> [WRITTEN TASK]:
Write out all the entries word for word and omit any pictures.

______

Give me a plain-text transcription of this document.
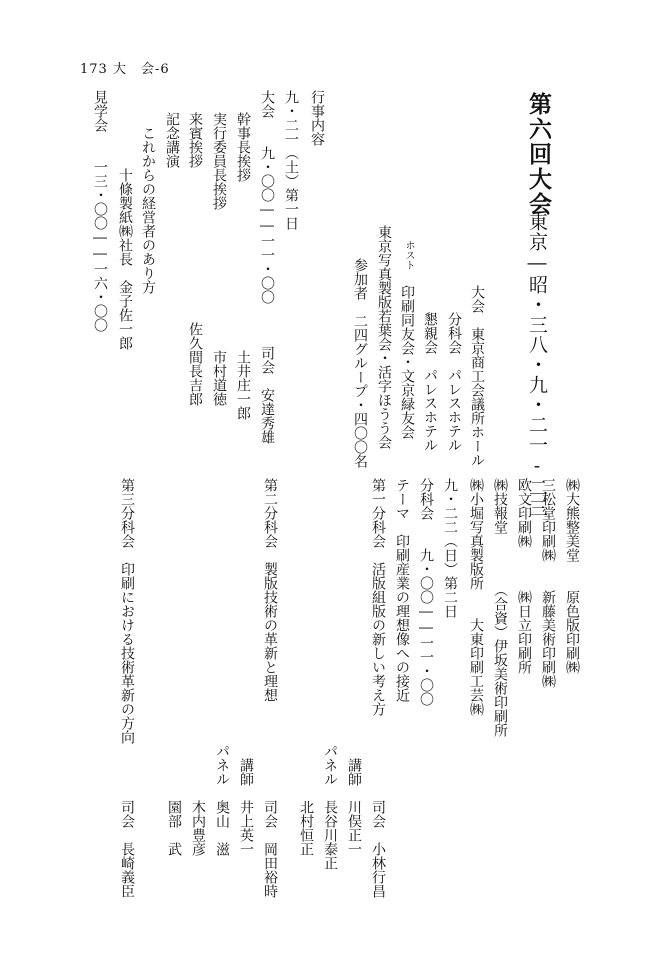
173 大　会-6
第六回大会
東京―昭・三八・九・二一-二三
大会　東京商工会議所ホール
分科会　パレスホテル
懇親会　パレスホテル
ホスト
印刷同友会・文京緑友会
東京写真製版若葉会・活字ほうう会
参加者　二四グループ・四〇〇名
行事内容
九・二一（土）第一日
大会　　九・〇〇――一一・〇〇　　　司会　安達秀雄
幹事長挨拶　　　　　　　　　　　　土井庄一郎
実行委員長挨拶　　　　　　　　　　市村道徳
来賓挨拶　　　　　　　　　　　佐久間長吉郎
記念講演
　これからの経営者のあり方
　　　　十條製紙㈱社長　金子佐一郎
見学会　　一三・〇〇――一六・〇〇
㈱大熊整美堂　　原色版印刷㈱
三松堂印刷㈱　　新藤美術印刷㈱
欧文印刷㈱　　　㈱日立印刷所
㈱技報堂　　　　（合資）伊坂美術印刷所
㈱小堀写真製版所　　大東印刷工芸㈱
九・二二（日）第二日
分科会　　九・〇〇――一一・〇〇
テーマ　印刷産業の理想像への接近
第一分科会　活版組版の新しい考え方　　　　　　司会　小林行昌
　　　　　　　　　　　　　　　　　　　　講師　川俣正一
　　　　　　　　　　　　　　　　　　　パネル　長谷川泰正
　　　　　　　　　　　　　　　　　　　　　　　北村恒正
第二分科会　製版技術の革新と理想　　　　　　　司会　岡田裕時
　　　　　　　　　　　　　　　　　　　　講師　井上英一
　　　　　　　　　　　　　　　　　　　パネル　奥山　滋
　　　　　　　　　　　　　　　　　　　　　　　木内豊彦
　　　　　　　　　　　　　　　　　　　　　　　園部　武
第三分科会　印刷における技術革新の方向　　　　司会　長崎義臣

______

> [WRITTEN RESPONSE]:
Give me a plain-text transcription of this document.
173 大　会-6
第六回大会
東京―昭・三八・九・二一-二三
大会　東京商工会議所ホール
分科会　パレスホテル
懇親会　パレスホテル
ホスト
印刷同友会・文京緑友会
東京写真製版若葉会・活字ほうう会
参加者　二四グループ・四〇〇名
行事内容
九・二一（土）第一日
大会　　九・〇〇――一一・〇〇　　　司会　安達秀雄
幹事長挨拶　　　　　　　　　　　　土井庄一郎
実行委員長挨拶　　　　　　　　　　市村道徳
来賓挨拶　　　　　　　　　　　佐久間長吉郎
記念講演
　これからの経営者のあり方
　　　　十條製紙㈱社長　金子佐一郎
見学会　　一三・〇〇――一六・〇〇
㈱大熊整美堂　　原色版印刷㈱
三松堂印刷㈱　　新藤美術印刷㈱
欧文印刷㈱　　　㈱日立印刷所
㈱技報堂　　　　（合資）伊坂美術印刷所
㈱小堀写真製版所　　大東印刷工芸㈱
九・二二（日）第二日
分科会　　九・〇〇――一一・〇〇
テーマ　印刷産業の理想像への接近
第一分科会　活版組版の新しい考え方　　　　　　司会　小林行昌
　　　　　　　　　　　　　　　　　　　　講師　川俣正一
　　　　　　　　　　　　　　　　　　　パネル　長谷川泰正
　　　　　　　　　　　　　　　　　　　　　　　北村恒正
第二分科会　製版技術の革新と理想　　　　　　　司会　岡田裕時
　　　　　　　　　　　　　　　　　　　　講師　井上英一
　　　　　　　　　　　　　　　　　　　パネル　奥山　滋
　　　　　　　　　　　　　　　　　　　　　　　木内豊彦
　　　　　　　　　　　　　　　　　　　　　　　園部　武
第三分科会　印刷における技術革新の方向　　　　司会　長崎義臣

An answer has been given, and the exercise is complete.